* **DATA FOR PROCESSING**:
=-=-=-=-=
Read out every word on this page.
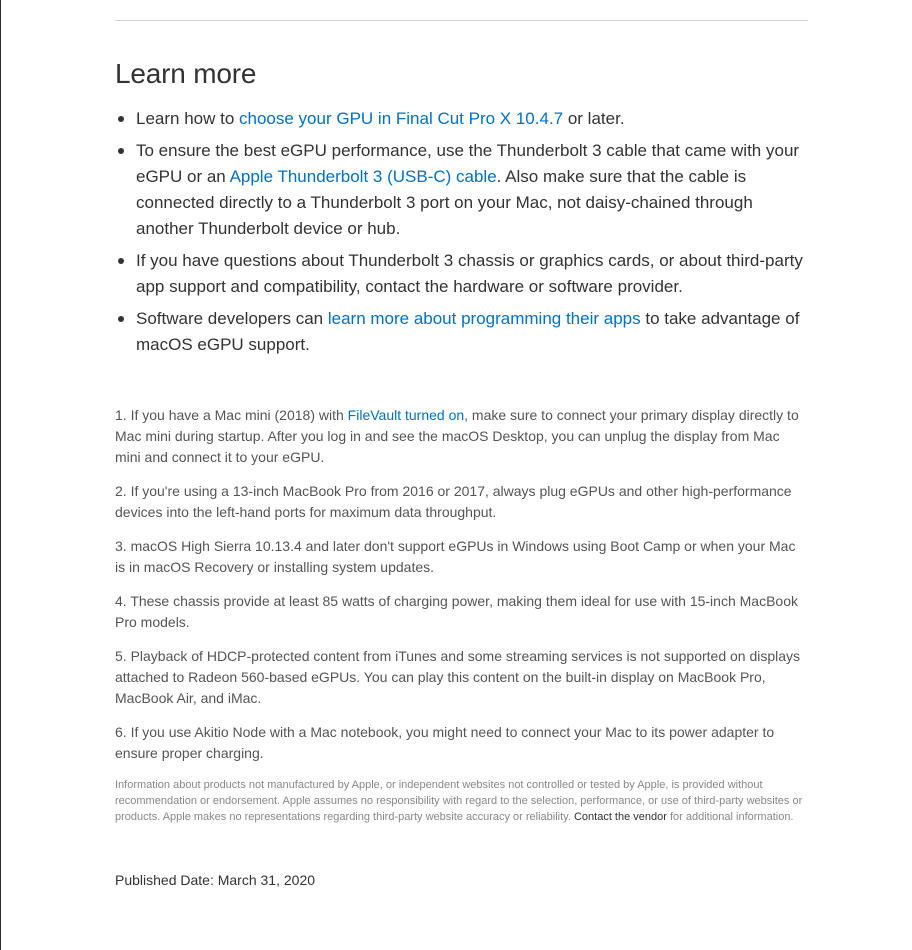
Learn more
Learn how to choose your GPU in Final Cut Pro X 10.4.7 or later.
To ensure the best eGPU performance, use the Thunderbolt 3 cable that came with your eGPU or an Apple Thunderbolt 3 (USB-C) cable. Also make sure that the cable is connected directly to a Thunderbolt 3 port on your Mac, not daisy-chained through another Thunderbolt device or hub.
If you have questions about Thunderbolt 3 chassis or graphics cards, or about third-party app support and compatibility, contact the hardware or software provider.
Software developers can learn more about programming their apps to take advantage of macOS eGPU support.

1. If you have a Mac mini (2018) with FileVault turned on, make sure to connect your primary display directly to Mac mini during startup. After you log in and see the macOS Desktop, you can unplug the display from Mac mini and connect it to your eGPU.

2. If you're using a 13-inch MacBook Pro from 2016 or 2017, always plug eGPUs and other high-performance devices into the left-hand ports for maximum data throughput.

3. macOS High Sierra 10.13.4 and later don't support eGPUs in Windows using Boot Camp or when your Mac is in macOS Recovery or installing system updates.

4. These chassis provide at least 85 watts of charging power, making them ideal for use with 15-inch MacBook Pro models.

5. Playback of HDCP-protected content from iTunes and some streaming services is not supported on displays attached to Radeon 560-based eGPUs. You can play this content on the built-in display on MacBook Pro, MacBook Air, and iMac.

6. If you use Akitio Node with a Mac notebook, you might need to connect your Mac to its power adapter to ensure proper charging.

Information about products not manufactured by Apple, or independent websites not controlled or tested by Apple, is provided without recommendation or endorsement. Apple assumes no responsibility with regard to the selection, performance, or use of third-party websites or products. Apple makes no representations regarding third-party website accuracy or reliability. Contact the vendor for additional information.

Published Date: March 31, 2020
=-=-=-=-=
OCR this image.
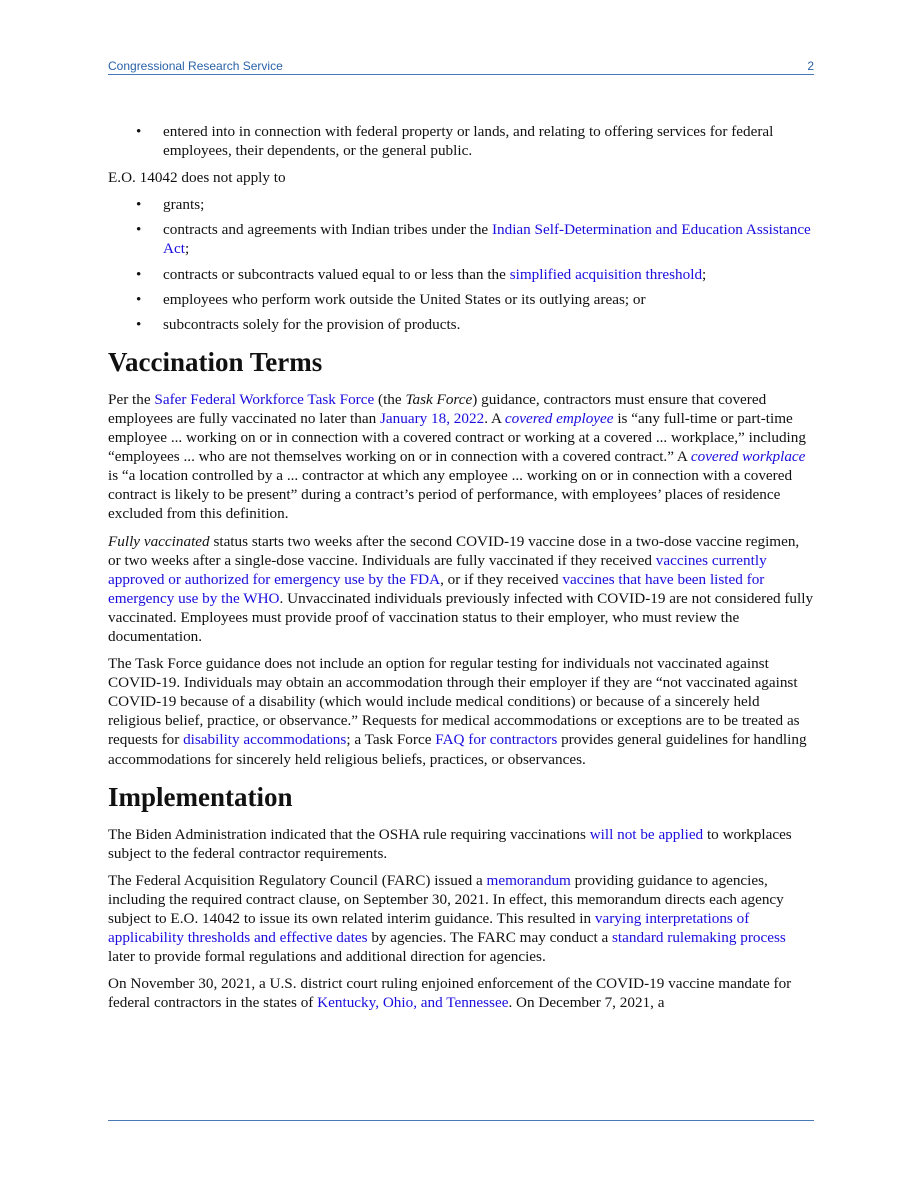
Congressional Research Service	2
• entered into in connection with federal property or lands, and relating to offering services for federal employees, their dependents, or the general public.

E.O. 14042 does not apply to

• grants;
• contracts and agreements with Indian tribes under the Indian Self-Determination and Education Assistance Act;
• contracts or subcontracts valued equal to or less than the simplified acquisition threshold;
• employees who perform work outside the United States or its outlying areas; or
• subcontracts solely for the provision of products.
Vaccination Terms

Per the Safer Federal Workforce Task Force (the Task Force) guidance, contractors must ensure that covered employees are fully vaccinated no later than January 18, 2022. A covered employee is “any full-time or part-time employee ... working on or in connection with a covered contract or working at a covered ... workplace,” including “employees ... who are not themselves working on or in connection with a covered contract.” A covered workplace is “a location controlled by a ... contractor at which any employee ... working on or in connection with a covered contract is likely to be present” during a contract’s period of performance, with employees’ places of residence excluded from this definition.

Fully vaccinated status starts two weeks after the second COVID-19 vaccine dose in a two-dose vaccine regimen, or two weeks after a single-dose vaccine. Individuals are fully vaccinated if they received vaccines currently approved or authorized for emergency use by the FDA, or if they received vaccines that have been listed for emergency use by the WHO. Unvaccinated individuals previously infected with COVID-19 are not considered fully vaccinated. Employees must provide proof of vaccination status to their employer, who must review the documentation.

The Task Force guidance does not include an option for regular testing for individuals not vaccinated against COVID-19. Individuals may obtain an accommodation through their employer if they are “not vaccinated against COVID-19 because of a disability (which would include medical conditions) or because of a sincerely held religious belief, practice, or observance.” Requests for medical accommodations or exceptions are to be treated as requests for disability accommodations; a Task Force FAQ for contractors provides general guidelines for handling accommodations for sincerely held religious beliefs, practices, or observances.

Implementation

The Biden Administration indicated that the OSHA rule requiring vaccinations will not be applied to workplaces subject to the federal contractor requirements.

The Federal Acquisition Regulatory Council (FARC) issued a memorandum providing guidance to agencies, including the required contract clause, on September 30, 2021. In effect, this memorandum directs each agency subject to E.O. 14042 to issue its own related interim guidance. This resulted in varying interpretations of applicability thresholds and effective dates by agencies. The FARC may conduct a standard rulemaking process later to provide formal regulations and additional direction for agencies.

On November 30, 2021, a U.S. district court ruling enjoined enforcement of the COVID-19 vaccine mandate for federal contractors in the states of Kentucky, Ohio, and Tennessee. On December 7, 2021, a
=-=-=-=-=
* **SET PROBLEM**: Compute how many lines include the string "directly", then give that number by itself.

* **SOLVED EXERCISE**: 2